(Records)
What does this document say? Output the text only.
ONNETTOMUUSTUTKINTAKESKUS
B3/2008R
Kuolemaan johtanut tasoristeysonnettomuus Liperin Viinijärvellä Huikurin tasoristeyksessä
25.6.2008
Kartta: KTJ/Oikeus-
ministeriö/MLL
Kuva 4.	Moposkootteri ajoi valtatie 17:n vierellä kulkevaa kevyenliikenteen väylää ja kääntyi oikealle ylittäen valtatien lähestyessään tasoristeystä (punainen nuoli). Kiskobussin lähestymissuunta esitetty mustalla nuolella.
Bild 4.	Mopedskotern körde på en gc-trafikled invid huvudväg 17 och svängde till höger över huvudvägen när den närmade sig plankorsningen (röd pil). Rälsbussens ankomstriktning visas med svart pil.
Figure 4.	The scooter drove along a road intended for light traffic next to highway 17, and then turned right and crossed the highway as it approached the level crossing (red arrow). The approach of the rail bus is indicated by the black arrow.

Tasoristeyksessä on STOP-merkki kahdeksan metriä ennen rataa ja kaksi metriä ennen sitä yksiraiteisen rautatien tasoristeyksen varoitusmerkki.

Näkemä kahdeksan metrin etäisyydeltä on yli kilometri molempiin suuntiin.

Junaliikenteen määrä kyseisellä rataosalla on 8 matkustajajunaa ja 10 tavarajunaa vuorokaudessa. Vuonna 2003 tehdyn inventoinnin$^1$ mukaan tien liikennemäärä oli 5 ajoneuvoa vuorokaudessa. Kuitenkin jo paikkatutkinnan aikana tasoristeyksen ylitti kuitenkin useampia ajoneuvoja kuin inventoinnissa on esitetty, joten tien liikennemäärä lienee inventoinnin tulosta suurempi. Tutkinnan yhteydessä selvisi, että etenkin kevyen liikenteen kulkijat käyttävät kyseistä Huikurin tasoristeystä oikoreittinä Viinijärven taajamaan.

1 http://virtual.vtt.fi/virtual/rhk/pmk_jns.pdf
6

**EXERCISE REQUIREMENTS:**
Pull out every line of the records above that contains the word "tasoristeyksen".

**FULL RESPONSE:**
Tasoristeyksessä on STOP-merkki kahdeksan metriä ennen rataa ja kaksi metriä ennen sitä yksiraiteisen rautatien tasoristeyksen varoitusmerkki.
Junaliikenteen määrä kyseisellä rataosalla on 8 matkustajajunaa ja 10 tavarajunaa vuorokaudessa. Vuonna 2003 tehdyn inventoinnin$^1$ mukaan tien liikennemäärä oli 5 ajoneuvoa vuorokaudessa. Kuitenkin jo paikkatutkinnan aikana tasoristeyksen ylitti kuitenkin useampia ajoneuvoja kuin inventoinnissa on esitetty, joten tien liikennemäärä lienee inventoinnin tulosta suurempi. Tutkinnan yhteydessä selvisi, että etenkin kevyen liikenteen kulkijat käyttävät kyseistä Huikurin tasoristeystä oikoreittinä Viinijärven taajamaan.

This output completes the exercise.